Retype the lines of the material below word for word, leaving out the pictures.

## Start DATA ENTRIES

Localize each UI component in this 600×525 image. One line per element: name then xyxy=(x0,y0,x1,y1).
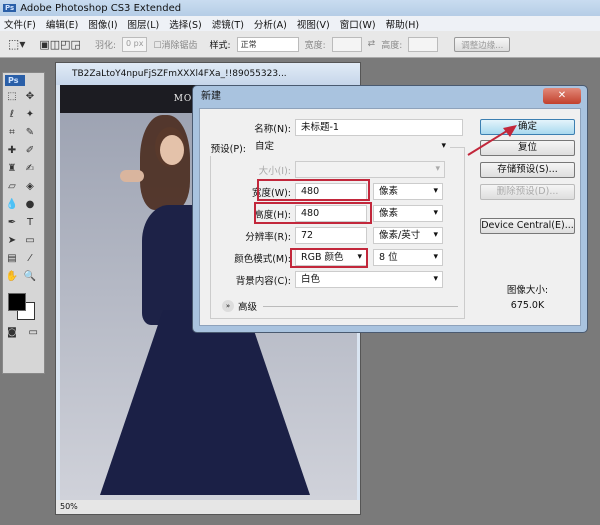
magic-wand-icon[interactable]: ✦ xyxy=(23,108,37,122)
width-unit-select[interactable]: 像素 xyxy=(373,183,443,200)
delete-preset-button: 删除预设(D)... xyxy=(480,184,575,200)
size-label: 大小(I): xyxy=(258,165,291,177)
advanced-label[interactable]: 高级 xyxy=(238,299,257,313)
crop-icon[interactable]: ⌗ xyxy=(5,126,19,140)
bit-depth-select[interactable]: 8 位 xyxy=(373,249,443,266)
path-select-icon[interactable]: ➤ xyxy=(5,234,19,248)
refine-edge-button[interactable]: 调整边缘... xyxy=(454,36,511,52)
height-label: 高度: xyxy=(381,40,403,51)
dialog-title: 新建 xyxy=(201,91,221,102)
photoshop-logo: Ps xyxy=(3,4,17,12)
healing-icon[interactable]: ✚ xyxy=(5,144,19,158)
menu-analysis[interactable]: 分析(A) xyxy=(254,17,287,31)
document-title-bar[interactable]: TB2ZaLtoY4npuFjSZFmXXXl4FXa_!!89055323..… xyxy=(56,63,360,85)
menu-layer[interactable]: 图层(L) xyxy=(128,17,160,31)
style-select[interactable]: 正常 xyxy=(236,36,299,52)
dodge-icon[interactable]: ● xyxy=(23,198,37,212)
move-icon[interactable]: ✥ xyxy=(23,90,37,104)
menu-image[interactable]: 图像(I) xyxy=(88,17,117,31)
resolution-unit-select[interactable]: 像素/英寸 xyxy=(373,227,443,244)
menu-bar: 文件(F) 编辑(E) 图像(I) 图层(L) 选择(S) 滤镜(T) 分析(A… xyxy=(0,16,600,31)
height-highlight-box xyxy=(254,202,372,224)
menu-edit[interactable]: 编辑(E) xyxy=(46,17,78,31)
screen-mode-icon[interactable]: ▭ xyxy=(26,326,40,340)
antialias-label: 消除锯齿 xyxy=(161,40,198,51)
marquee-icon[interactable]: ⬚ xyxy=(5,90,19,104)
name-label: 名称(N): xyxy=(254,123,291,135)
app-title: Adobe Photoshop CS3 Extended xyxy=(20,2,182,14)
feather-label: 羽化: xyxy=(94,40,116,51)
menu-view[interactable]: 视图(V) xyxy=(297,17,330,31)
marquee-tool-icon[interactable]: ⬚▾ xyxy=(8,37,25,51)
quick-mask-icon[interactable]: ◙ xyxy=(5,326,19,340)
preset-select[interactable]: 自定 xyxy=(250,139,450,156)
bucket-icon[interactable]: ◈ xyxy=(23,180,37,194)
title-bar: Ps Adobe Photoshop CS3 Extended xyxy=(0,0,600,16)
menu-filter[interactable]: 滤镜(T) xyxy=(212,17,244,31)
resolution-label: 分辨率(R): xyxy=(245,231,291,243)
advanced-divider xyxy=(263,305,459,307)
eyedropper-icon[interactable]: ⁄ xyxy=(23,252,37,266)
width-highlight-box xyxy=(257,179,370,201)
notes-icon[interactable]: ▤ xyxy=(5,252,19,266)
save-preset-button[interactable]: 存储预设(S)... xyxy=(480,162,575,178)
status-bar: 50% xyxy=(56,500,360,514)
pen-icon[interactable]: ✒ xyxy=(5,216,19,230)
height-input[interactable] xyxy=(408,36,439,52)
background-select[interactable]: 白色 xyxy=(295,271,443,288)
height-unit-select[interactable]: 像素 xyxy=(373,205,443,222)
advanced-toggle-icon[interactable]: » xyxy=(222,300,234,312)
width-label: 宽度: xyxy=(304,40,326,51)
image-size-label: 图像大小: xyxy=(506,285,549,296)
width-input[interactable] xyxy=(331,36,362,52)
device-central-button[interactable]: Device Central(E)... xyxy=(480,218,575,234)
shape-icon[interactable]: ▭ xyxy=(23,234,37,248)
options-bar: ⬚▾ ▣◫◰◲ 羽化: 0 px ☐消除锯齿 样式: 正常 宽度: ⇄ 高度: … xyxy=(0,31,600,58)
color-mode-label: 颜色模式(M): xyxy=(234,253,291,265)
new-document-dialog: 新建 ✕ 名称(N):未标题-1 预设(P):自定 大小(I): 宽度(W):4… xyxy=(192,85,588,333)
blur-icon[interactable]: 💧 xyxy=(5,198,19,212)
antialias-checkbox[interactable]: ☐消除锯齿 xyxy=(153,38,197,51)
arrow-annotation-icon xyxy=(467,125,517,156)
background-label: 背景内容(C): xyxy=(235,275,291,287)
image-size-value: 675.0K xyxy=(510,300,545,311)
eraser-icon[interactable]: ▱ xyxy=(5,180,19,194)
style-label: 样式: xyxy=(209,40,231,51)
color-mode-highlight-box xyxy=(290,248,368,268)
menu-help[interactable]: 帮助(H) xyxy=(386,17,420,31)
preset-label: 预设(P): xyxy=(210,143,246,155)
name-input[interactable]: 未标题-1 xyxy=(295,119,463,136)
menu-window[interactable]: 窗口(W) xyxy=(340,17,376,31)
toolbox: Ps ⬚ ✥ ℓ ✦ ⌗ ✎ ✚ ✐ ♜ ✍ ▱ ◈ 💧 ● ✒ T ➤ ▭ ▤ ⁄ ✋ 🔍 ◙ ▭ xyxy=(2,72,45,374)
type-icon[interactable]: T xyxy=(23,216,37,230)
lasso-icon[interactable]: ℓ xyxy=(5,108,19,122)
selection-mode-icons[interactable]: ▣◫◰◲ xyxy=(39,38,81,51)
menu-select[interactable]: 选择(S) xyxy=(169,17,201,31)
zoom-level[interactable]: 50% xyxy=(60,502,78,511)
stamp-icon[interactable]: ♜ xyxy=(5,162,19,176)
zoom-icon[interactable]: 🔍 xyxy=(23,270,37,284)
swap-icon[interactable]: ⇄ xyxy=(368,39,376,49)
slice-icon[interactable]: ✎ xyxy=(23,126,37,140)
dialog-body: 名称(N):未标题-1 预设(P):自定 大小(I): 宽度(W):480像素 … xyxy=(199,108,581,326)
history-brush-icon[interactable]: ✍ xyxy=(23,162,37,176)
resolution-input[interactable]: 72 xyxy=(295,227,367,244)
color-swatches[interactable] xyxy=(3,290,44,324)
size-select xyxy=(295,161,445,178)
close-button[interactable]: ✕ xyxy=(543,88,581,104)
hand-icon[interactable]: ✋ xyxy=(5,270,19,284)
ps-logo: Ps xyxy=(5,75,25,86)
brush-icon[interactable]: ✐ xyxy=(23,144,37,158)
feather-input[interactable]: 0 px xyxy=(122,36,148,52)
document-title: TB2ZaLtoY4npuFjSZFmXXXl4FXa_!!89055323..… xyxy=(72,69,287,79)
menu-file[interactable]: 文件(F) xyxy=(4,17,36,31)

## End DATA ENTRIES

TASK SOLUTION:
Localize each UI component in this 600×525 image. One line per element: name then xyxy=(x0,y0,x1,y1).
magic-wand-icon[interactable]: ✦ xyxy=(23,108,37,122)
width-unit-select[interactable]: 像素 xyxy=(373,183,443,200)
delete-preset-button: 删除预设(D)... xyxy=(480,184,575,200)
size-label: 大小(I): xyxy=(258,165,291,177)
advanced-label[interactable]: 高级 xyxy=(238,299,257,313)
crop-icon[interactable]: ⌗ xyxy=(5,126,19,140)
bit-depth-select[interactable]: 8 位 xyxy=(373,249,443,266)
path-select-icon[interactable]: ➤ xyxy=(5,234,19,248)
refine-edge-button[interactable]: 调整边缘... xyxy=(454,36,511,52)
height-label: 高度: xyxy=(381,40,403,51)
dialog-title: 新建 xyxy=(201,91,221,102)
photoshop-logo: Ps xyxy=(3,4,17,12)
healing-icon[interactable]: ✚ xyxy=(5,144,19,158)
menu-analysis[interactable]: 分析(A) xyxy=(254,17,287,31)
document-title-bar[interactable]: TB2ZaLtoY4npuFjSZFmXXXl4FXa_!!89055323..… xyxy=(56,63,360,85)
menu-layer[interactable]: 图层(L) xyxy=(128,17,160,31)
style-select[interactable]: 正常 xyxy=(236,36,299,52)
dodge-icon[interactable]: ● xyxy=(23,198,37,212)
move-icon[interactable]: ✥ xyxy=(23,90,37,104)
menu-image[interactable]: 图像(I) xyxy=(88,17,117,31)
resolution-unit-select[interactable]: 像素/英寸 xyxy=(373,227,443,244)
menu-bar: 文件(F) 编辑(E) 图像(I) 图层(L) 选择(S) 滤镜(T) 分析(A… xyxy=(0,16,600,31)
height-highlight-box xyxy=(254,202,372,224)
menu-edit[interactable]: 编辑(E) xyxy=(46,17,78,31)
screen-mode-icon[interactable]: ▭ xyxy=(26,326,40,340)
antialias-label: 消除锯齿 xyxy=(161,40,198,51)
marquee-icon[interactable]: ⬚ xyxy=(5,90,19,104)
name-label: 名称(N): xyxy=(254,123,291,135)
app-title: Adobe Photoshop CS3 Extended xyxy=(20,2,182,14)
feather-label: 羽化: xyxy=(94,40,116,51)
menu-view[interactable]: 视图(V) xyxy=(297,17,330,31)
marquee-tool-icon[interactable]: ⬚▾ xyxy=(8,37,25,51)
quick-mask-icon[interactable]: ◙ xyxy=(5,326,19,340)
preset-select[interactable]: 自定 xyxy=(250,139,450,156)
bucket-icon[interactable]: ◈ xyxy=(23,180,37,194)
title-bar: Ps Adobe Photoshop CS3 Extended xyxy=(0,0,600,16)
menu-filter[interactable]: 滤镜(T) xyxy=(212,17,244,31)
resolution-label: 分辨率(R): xyxy=(245,231,291,243)
advanced-divider xyxy=(263,305,459,307)
eyedropper-icon[interactable]: ⁄ xyxy=(23,252,37,266)
width-highlight-box xyxy=(257,179,370,201)
notes-icon[interactable]: ▤ xyxy=(5,252,19,266)
save-preset-button[interactable]: 存储预设(S)... xyxy=(480,162,575,178)
status-bar: 50% xyxy=(56,500,360,514)
pen-icon[interactable]: ✒ xyxy=(5,216,19,230)
height-input[interactable] xyxy=(408,36,439,52)
background-select[interactable]: 白色 xyxy=(295,271,443,288)
height-unit-select[interactable]: 像素 xyxy=(373,205,443,222)
advanced-toggle-icon[interactable]: » xyxy=(222,300,234,312)
width-label: 宽度: xyxy=(304,40,326,51)
image-size-label: 图像大小: xyxy=(506,285,549,296)
width-input[interactable] xyxy=(331,36,362,52)
device-central-button[interactable]: Device Central(E)... xyxy=(480,218,575,234)
shape-icon[interactable]: ▭ xyxy=(23,234,37,248)
options-bar: ⬚▾ ▣◫◰◲ 羽化: 0 px ☐消除锯齿 样式: 正常 宽度: ⇄ 高度: … xyxy=(0,31,600,58)
color-mode-label: 颜色模式(M): xyxy=(234,253,291,265)
new-document-dialog: 新建 ✕ 名称(N):未标题-1 预设(P):自定 大小(I): 宽度(W):4… xyxy=(192,85,588,333)
blur-icon[interactable]: 💧 xyxy=(5,198,19,212)
antialias-checkbox[interactable]: ☐消除锯齿 xyxy=(153,38,197,51)
arrow-annotation-icon xyxy=(467,125,517,156)
background-label: 背景内容(C): xyxy=(235,275,291,287)
image-size-value: 675.0K xyxy=(510,300,545,311)
eraser-icon[interactable]: ▱ xyxy=(5,180,19,194)
style-label: 样式: xyxy=(209,40,231,51)
color-mode-highlight-box xyxy=(290,248,368,268)
menu-help[interactable]: 帮助(H) xyxy=(386,17,420,31)
preset-label: 预设(P): xyxy=(210,143,246,155)
name-input[interactable]: 未标题-1 xyxy=(295,119,463,136)
menu-window[interactable]: 窗口(W) xyxy=(340,17,376,31)
toolbox: Ps ⬚ ✥ ℓ ✦ ⌗ ✎ ✚ ✐ ♜ ✍ ▱ ◈ 💧 ● ✒ T ➤ ▭ ▤ ⁄ ✋ 🔍 ◙ ▭ xyxy=(2,72,45,374)
type-icon[interactable]: T xyxy=(23,216,37,230)
lasso-icon[interactable]: ℓ xyxy=(5,108,19,122)
selection-mode-icons[interactable]: ▣◫◰◲ xyxy=(39,38,81,51)
menu-select[interactable]: 选择(S) xyxy=(169,17,201,31)
zoom-level[interactable]: 50% xyxy=(60,502,78,511)
stamp-icon[interactable]: ♜ xyxy=(5,162,19,176)
zoom-icon[interactable]: 🔍 xyxy=(23,270,37,284)
swap-icon[interactable]: ⇄ xyxy=(368,39,376,49)
slice-icon[interactable]: ✎ xyxy=(23,126,37,140)
dialog-body: 名称(N):未标题-1 预设(P):自定 大小(I): 宽度(W):480像素 … xyxy=(199,108,581,326)
history-brush-icon[interactable]: ✍ xyxy=(23,162,37,176)
resolution-input[interactable]: 72 xyxy=(295,227,367,244)
color-swatches[interactable] xyxy=(3,290,44,324)
size-select xyxy=(295,161,445,178)
close-button[interactable]: ✕ xyxy=(543,88,581,104)
hand-icon[interactable]: ✋ xyxy=(5,270,19,284)
ps-logo: Ps xyxy=(5,75,25,86)
brush-icon[interactable]: ✐ xyxy=(23,144,37,158)
feather-input[interactable]: 0 px xyxy=(122,36,148,52)
document-title: TB2ZaLtoY4npuFjSZFmXXXl4FXa_!!89055323..… xyxy=(72,69,287,79)
menu-file[interactable]: 文件(F) xyxy=(4,17,36,31)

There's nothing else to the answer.